TASK INSTRUCTIONS:
Could you retype the listing word for word, from its first line through the line containing "- Point: [793, 540, 815, 554]", with both of those lines included?

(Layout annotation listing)
========

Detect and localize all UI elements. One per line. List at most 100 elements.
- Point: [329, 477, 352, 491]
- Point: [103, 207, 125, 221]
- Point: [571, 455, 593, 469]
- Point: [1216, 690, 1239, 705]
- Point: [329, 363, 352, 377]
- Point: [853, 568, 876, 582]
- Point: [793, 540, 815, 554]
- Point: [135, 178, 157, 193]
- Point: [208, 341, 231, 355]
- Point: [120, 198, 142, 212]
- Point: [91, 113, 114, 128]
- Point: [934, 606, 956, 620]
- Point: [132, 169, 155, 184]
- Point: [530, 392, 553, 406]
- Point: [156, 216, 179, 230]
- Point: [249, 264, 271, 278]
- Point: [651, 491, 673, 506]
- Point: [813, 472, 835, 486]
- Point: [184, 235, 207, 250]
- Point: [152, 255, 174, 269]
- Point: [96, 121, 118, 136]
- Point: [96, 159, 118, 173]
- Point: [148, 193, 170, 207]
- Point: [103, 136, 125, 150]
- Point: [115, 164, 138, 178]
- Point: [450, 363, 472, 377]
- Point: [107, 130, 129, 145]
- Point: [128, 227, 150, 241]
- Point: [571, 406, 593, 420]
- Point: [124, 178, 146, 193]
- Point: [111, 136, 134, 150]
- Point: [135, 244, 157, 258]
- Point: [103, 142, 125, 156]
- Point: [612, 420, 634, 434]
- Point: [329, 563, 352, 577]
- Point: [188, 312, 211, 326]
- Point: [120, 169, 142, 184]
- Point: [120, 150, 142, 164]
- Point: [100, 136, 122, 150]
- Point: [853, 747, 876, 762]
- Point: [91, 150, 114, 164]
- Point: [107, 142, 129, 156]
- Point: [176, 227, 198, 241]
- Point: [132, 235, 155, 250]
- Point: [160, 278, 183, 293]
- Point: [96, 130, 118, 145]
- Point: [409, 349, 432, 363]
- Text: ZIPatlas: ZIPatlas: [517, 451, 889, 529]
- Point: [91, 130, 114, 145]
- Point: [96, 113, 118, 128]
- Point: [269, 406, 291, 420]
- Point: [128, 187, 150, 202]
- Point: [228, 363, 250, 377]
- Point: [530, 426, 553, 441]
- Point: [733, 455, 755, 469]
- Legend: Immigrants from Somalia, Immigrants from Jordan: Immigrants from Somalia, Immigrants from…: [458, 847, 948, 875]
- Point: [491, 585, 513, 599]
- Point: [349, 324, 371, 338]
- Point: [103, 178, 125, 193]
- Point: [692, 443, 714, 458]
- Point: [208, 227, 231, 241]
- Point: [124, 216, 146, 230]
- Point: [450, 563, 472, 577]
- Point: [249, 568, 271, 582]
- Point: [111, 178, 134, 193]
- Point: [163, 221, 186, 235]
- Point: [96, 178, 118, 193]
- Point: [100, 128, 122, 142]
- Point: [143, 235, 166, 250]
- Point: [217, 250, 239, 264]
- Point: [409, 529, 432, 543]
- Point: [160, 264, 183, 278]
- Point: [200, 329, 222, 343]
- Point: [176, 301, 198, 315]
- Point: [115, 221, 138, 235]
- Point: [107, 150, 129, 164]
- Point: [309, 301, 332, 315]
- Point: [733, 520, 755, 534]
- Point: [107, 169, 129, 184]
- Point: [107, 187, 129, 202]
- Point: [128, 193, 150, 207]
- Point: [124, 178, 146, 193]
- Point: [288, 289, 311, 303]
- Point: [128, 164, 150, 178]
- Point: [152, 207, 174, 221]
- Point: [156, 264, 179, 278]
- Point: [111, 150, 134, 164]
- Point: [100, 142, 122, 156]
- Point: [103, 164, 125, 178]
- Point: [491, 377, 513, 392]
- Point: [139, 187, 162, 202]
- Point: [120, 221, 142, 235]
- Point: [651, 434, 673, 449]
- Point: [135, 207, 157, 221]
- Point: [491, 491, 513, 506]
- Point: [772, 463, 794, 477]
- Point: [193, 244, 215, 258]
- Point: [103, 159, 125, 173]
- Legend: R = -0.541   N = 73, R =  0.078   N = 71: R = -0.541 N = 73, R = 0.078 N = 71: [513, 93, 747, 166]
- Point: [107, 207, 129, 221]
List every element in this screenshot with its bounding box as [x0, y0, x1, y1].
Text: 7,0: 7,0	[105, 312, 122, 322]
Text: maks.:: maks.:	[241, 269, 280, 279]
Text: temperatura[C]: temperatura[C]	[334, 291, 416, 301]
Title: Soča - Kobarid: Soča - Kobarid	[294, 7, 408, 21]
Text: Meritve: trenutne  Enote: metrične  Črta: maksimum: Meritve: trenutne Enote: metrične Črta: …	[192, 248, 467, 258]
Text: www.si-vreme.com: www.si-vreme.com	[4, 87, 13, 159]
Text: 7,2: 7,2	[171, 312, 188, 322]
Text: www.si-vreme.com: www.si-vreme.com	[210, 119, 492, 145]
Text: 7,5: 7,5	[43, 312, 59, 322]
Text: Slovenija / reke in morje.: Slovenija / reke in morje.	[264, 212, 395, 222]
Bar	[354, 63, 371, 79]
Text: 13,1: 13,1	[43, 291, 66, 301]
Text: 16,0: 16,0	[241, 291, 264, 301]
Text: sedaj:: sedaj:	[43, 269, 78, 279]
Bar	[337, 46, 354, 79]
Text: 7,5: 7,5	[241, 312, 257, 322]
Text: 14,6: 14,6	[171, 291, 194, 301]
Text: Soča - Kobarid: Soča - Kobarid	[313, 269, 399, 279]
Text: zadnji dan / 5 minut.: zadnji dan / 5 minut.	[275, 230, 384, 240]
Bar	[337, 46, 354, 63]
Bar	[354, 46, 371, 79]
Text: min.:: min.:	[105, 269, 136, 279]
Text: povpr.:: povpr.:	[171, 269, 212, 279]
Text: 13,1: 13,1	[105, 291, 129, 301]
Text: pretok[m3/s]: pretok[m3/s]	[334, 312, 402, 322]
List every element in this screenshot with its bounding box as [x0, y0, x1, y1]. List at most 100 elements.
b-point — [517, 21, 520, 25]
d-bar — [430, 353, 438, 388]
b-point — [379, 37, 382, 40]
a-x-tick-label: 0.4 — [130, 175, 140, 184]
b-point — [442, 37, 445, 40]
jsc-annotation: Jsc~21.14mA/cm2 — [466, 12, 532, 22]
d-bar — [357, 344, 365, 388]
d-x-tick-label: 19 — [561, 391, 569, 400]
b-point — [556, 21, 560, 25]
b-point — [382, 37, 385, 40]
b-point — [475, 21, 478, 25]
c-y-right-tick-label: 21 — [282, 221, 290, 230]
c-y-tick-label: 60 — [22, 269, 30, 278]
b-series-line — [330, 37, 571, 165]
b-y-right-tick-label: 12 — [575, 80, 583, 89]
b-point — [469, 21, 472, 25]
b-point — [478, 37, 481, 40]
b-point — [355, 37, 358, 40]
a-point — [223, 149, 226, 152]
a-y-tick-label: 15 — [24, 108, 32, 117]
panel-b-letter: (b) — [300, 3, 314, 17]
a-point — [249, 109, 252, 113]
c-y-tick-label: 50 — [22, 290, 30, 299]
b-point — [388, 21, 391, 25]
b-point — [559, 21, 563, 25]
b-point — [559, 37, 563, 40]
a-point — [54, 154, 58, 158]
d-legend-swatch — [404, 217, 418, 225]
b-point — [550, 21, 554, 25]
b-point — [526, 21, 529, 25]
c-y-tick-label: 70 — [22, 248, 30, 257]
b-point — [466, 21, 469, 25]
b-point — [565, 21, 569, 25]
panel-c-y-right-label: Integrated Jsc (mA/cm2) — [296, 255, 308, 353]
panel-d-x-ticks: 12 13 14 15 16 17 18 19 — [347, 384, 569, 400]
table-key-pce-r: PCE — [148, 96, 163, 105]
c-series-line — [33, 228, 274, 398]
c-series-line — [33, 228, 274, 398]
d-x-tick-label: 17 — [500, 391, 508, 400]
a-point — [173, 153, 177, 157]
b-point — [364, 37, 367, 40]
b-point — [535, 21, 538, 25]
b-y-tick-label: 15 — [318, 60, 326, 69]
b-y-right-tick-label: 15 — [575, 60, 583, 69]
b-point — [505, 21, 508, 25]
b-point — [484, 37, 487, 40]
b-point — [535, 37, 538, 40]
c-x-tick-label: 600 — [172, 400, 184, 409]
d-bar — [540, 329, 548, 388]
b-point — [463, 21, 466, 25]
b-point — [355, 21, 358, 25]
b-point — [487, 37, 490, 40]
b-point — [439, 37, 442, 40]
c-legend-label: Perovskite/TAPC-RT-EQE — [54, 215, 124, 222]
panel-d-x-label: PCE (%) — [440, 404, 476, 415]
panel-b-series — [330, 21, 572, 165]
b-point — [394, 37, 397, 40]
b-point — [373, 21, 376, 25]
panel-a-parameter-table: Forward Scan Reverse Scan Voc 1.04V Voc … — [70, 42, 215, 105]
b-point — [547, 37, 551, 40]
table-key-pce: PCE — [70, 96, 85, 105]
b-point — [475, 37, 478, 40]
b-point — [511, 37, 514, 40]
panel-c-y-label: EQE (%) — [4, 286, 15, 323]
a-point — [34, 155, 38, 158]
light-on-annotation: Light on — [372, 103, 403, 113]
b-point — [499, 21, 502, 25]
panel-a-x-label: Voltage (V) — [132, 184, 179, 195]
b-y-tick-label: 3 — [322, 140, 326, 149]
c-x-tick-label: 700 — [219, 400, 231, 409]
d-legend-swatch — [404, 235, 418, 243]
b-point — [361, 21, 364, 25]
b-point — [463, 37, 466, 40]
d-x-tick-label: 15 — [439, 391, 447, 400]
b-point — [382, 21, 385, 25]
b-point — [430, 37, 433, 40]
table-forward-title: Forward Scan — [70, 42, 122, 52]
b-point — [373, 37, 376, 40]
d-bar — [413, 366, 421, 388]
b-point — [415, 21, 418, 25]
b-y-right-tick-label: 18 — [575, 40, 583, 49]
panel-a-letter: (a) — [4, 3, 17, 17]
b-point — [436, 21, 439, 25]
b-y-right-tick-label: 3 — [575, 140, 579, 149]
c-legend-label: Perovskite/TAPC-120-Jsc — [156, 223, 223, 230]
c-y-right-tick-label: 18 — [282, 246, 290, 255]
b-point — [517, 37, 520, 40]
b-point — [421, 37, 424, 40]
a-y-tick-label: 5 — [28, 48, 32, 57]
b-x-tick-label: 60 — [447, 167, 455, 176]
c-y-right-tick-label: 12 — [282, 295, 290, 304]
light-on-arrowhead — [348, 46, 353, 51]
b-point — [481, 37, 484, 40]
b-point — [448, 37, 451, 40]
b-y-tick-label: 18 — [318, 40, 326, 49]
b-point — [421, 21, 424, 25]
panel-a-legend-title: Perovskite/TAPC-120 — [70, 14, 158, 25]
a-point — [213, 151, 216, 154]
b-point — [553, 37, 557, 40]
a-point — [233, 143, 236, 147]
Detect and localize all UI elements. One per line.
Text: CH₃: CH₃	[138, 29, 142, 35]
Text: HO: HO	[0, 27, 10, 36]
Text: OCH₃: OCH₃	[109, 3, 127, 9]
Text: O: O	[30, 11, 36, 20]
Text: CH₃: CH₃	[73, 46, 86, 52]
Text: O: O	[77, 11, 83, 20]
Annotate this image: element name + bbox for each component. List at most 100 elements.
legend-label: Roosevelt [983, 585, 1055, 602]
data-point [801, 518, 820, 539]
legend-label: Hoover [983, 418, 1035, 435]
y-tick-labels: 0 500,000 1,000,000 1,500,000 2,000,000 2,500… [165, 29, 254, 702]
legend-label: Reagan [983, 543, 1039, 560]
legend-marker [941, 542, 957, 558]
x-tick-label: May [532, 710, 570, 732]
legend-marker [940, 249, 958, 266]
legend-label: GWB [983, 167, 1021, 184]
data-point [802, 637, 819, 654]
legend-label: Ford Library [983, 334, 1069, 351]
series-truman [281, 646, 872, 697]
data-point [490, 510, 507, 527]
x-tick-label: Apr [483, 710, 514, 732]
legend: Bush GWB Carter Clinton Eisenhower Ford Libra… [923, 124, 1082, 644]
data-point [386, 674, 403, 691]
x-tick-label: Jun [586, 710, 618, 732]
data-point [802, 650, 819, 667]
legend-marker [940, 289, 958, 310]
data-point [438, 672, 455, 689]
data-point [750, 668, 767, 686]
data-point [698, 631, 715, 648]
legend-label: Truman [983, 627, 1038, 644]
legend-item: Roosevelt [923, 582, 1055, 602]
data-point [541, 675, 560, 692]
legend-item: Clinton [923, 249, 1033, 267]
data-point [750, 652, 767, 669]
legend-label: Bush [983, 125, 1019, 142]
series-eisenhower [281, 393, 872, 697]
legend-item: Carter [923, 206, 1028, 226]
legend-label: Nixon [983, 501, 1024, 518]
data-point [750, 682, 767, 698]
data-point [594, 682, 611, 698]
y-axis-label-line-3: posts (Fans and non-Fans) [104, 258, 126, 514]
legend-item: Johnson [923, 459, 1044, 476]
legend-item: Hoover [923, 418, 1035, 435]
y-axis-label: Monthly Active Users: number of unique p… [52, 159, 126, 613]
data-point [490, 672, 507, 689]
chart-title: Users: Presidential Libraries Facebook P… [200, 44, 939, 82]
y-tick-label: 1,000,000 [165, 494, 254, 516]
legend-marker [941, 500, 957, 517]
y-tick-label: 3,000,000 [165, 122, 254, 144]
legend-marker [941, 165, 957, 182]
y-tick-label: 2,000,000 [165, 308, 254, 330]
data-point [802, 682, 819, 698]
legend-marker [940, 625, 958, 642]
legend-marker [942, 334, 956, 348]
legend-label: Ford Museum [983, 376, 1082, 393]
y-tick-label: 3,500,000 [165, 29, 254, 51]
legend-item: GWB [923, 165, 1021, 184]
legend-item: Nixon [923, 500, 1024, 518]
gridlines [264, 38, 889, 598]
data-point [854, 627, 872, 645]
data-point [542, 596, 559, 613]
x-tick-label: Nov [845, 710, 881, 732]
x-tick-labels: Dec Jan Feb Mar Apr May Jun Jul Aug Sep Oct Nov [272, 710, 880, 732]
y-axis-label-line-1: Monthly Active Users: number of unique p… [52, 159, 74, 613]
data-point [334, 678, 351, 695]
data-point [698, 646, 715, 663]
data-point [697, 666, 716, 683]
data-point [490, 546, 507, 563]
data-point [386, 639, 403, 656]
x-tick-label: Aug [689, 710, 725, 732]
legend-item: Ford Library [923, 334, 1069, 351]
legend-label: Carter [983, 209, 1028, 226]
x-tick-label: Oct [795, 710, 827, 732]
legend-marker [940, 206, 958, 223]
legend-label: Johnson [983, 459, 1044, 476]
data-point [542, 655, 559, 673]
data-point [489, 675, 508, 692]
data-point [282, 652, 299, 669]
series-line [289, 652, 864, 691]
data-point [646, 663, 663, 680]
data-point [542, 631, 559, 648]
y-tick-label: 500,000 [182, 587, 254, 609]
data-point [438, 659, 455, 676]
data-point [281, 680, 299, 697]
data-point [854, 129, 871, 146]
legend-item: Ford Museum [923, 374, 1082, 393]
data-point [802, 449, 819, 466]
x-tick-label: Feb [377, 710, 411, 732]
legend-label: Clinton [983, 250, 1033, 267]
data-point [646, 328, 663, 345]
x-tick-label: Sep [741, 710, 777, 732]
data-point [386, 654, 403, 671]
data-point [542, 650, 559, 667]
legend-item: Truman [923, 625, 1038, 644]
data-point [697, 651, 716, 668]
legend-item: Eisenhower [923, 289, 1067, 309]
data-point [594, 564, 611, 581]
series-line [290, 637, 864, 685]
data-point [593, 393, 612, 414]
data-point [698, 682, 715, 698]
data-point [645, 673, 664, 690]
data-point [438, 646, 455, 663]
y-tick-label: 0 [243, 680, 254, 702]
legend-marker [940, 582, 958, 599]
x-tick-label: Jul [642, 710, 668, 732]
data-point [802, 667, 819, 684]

========

FULL RESPONSE:
Detect and localize all UI elements. One per line. List at most 100 elements.
- Point: [329, 477, 352, 491]
- Point: [103, 207, 125, 221]
- Point: [571, 455, 593, 469]
- Point: [1216, 690, 1239, 705]
- Point: [329, 363, 352, 377]
- Point: [853, 568, 876, 582]
- Point: [793, 540, 815, 554]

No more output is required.